*** Record extracts ***
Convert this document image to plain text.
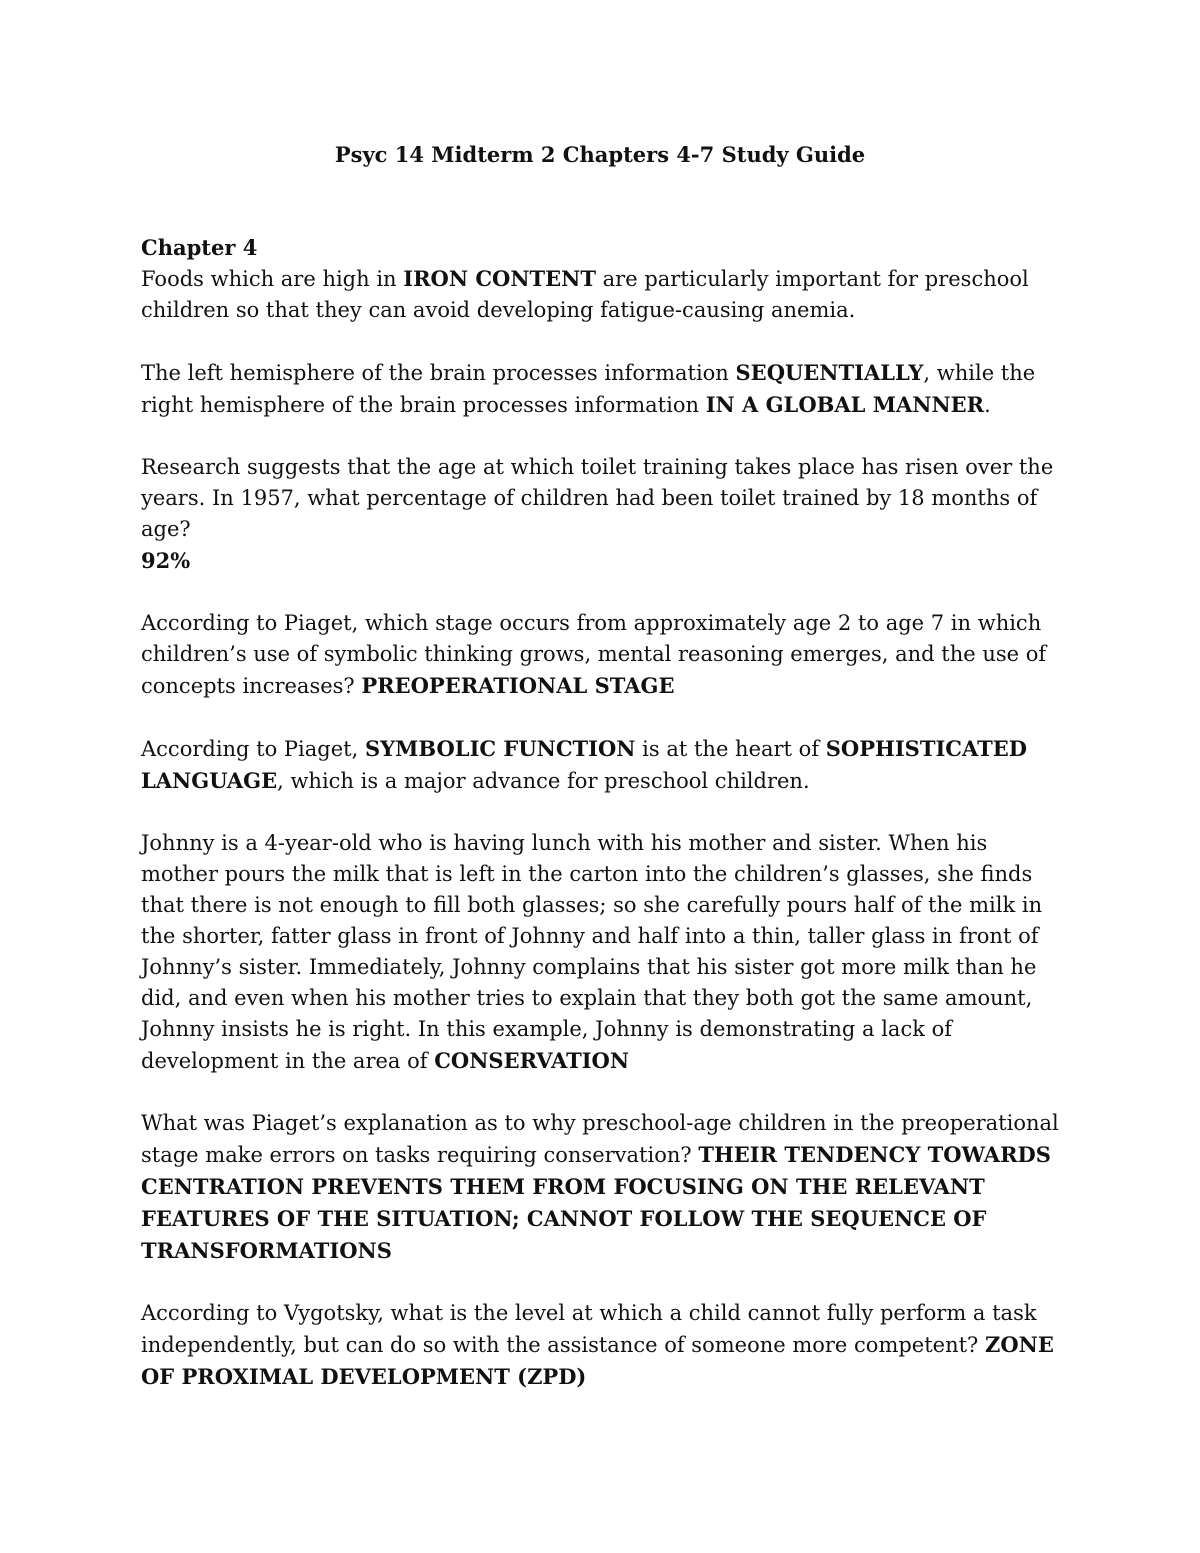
Psyc 14 Midterm 2 Chapters 4-7 Study Guide

Chapter 4

Foods which are high in IRON CONTENT are particularly important for preschool children so that they can avoid developing fatigue-causing anemia.

The left hemisphere of the brain processes information SEQUENTIALLY, while the right hemisphere of the brain processes information IN A GLOBAL MANNER.

Research suggests that the age at which toilet training takes place has risen over the years. In 1957, what percentage of children had been toilet trained by 18 months of age?
92%

According to Piaget, which stage occurs from approximately age 2 to age 7 in which children’s use of symbolic thinking grows, mental reasoning emerges, and the use of concepts increases? PREOPERATIONAL STAGE

According to Piaget, SYMBOLIC FUNCTION is at the heart of SOPHISTICATED LANGUAGE, which is a major advance for preschool children.

Johnny is a 4-year-old who is having lunch with his mother and sister. When his mother pours the milk that is left in the carton into the children’s glasses, she finds that there is not enough to fill both glasses; so she carefully pours half of the milk in the shorter, fatter glass in front of Johnny and half into a thin, taller glass in front of Johnny’s sister. Immediately, Johnny complains that his sister got more milk than he did, and even when his mother tries to explain that they both got the same amount, Johnny insists he is right. In this example, Johnny is demonstrating a lack of development in the area of CONSERVATION

What was Piaget’s explanation as to why preschool-age children in the preoperational stage make errors on tasks requiring conservation? THEIR TENDENCY TOWARDS CENTRATION PREVENTS THEM FROM FOCUSING ON THE RELEVANT FEATURES OF THE SITUATION; CANNOT FOLLOW THE SEQUENCE OF TRANSFORMATIONS

According to Vygotsky, what is the level at which a child cannot fully perform a task independently, but can do so with the assistance of someone more competent? ZONE OF PROXIMAL DEVELOPMENT (ZPD)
***
Direction ▸ Quote the data exactly, leaving every image out of the copy.

Output of the task ▸
Convert this document image to plain text.
Psyc 14 Midterm 2 Chapters 4-7 Study Guide

Chapter 4

Foods which are high in IRON CONTENT are particularly important for preschool children so that they can avoid developing fatigue-causing anemia.

The left hemisphere of the brain processes information SEQUENTIALLY, while the right hemisphere of the brain processes information IN A GLOBAL MANNER.

Research suggests that the age at which toilet training takes place has risen over the years. In 1957, what percentage of children had been toilet trained by 18 months of age?
92%

According to Piaget, which stage occurs from approximately age 2 to age 7 in which children’s use of symbolic thinking grows, mental reasoning emerges, and the use of concepts increases? PREOPERATIONAL STAGE

According to Piaget, SYMBOLIC FUNCTION is at the heart of SOPHISTICATED LANGUAGE, which is a major advance for preschool children.

Johnny is a 4-year-old who is having lunch with his mother and sister. When his mother pours the milk that is left in the carton into the children’s glasses, she finds that there is not enough to fill both glasses; so she carefully pours half of the milk in the shorter, fatter glass in front of Johnny and half into a thin, taller glass in front of Johnny’s sister. Immediately, Johnny complains that his sister got more milk than he did, and even when his mother tries to explain that they both got the same amount, Johnny insists he is right. In this example, Johnny is demonstrating a lack of development in the area of CONSERVATION

What was Piaget’s explanation as to why preschool-age children in the preoperational stage make errors on tasks requiring conservation? THEIR TENDENCY TOWARDS CENTRATION PREVENTS THEM FROM FOCUSING ON THE RELEVANT FEATURES OF THE SITUATION; CANNOT FOLLOW THE SEQUENCE OF TRANSFORMATIONS

According to Vygotsky, what is the level at which a child cannot fully perform a task independently, but can do so with the assistance of someone more competent? ZONE OF PROXIMAL DEVELOPMENT (ZPD)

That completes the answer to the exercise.